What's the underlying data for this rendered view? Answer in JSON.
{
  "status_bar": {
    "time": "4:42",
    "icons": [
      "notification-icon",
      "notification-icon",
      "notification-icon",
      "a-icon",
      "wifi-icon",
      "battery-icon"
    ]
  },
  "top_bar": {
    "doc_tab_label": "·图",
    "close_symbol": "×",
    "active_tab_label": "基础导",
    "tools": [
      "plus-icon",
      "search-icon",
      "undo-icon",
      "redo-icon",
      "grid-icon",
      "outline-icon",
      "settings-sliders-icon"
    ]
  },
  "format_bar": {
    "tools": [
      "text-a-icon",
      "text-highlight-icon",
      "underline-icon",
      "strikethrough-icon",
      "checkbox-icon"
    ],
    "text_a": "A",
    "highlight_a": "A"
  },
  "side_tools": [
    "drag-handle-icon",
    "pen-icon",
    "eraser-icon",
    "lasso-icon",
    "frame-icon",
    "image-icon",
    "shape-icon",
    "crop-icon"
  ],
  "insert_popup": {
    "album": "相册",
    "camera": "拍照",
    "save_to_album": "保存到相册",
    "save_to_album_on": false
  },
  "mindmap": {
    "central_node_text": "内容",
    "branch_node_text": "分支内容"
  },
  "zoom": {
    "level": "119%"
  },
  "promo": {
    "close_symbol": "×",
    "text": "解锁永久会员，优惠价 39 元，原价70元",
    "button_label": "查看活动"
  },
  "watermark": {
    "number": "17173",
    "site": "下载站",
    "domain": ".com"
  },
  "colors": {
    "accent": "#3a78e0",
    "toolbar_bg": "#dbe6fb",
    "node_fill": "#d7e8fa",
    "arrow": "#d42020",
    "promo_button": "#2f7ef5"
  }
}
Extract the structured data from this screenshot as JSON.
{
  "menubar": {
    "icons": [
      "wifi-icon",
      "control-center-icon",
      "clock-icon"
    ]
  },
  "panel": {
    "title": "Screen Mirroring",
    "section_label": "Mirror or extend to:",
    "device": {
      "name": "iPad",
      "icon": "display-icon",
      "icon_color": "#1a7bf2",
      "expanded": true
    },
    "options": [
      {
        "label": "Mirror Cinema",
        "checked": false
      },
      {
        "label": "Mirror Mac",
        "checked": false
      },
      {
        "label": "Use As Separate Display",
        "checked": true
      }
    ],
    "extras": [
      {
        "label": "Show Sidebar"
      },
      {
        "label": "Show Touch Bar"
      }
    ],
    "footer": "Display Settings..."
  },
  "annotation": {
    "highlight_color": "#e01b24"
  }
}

——

Task prompt: Reproduce, word for word, only the lines from the one that contains "Extract the structured" through the final line.

Expected answer:
Extract the structured data from this screenshot as JSON.
{
  "menubar": {
    "icons": [
      "wifi-icon",
      "control-center-icon",
      "clock-icon"
    ]
  },
  "panel": {
    "title": "Screen Mirroring",
    "section_label": "Mirror or extend to:",
    "device": {
      "name": "iPad",
      "icon": "display-icon",
      "icon_color": "#1a7bf2",
      "expanded": true
    },
    "options": [
      {
        "label": "Mirror Cinema",
        "checked": false
      },
      {
        "label": "Mirror Mac",
        "checked": false
      },
      {
        "label": "Use As Separate Display",
        "checked": true
      }
    ],
    "extras": [
      {
        "label": "Show Sidebar"
      },
      {
        "label": "Show Touch Bar"
      }
    ],
    "footer": "Display Settings..."
  },
  "annotation": {
    "highlight_color": "#e01b24"
  }
}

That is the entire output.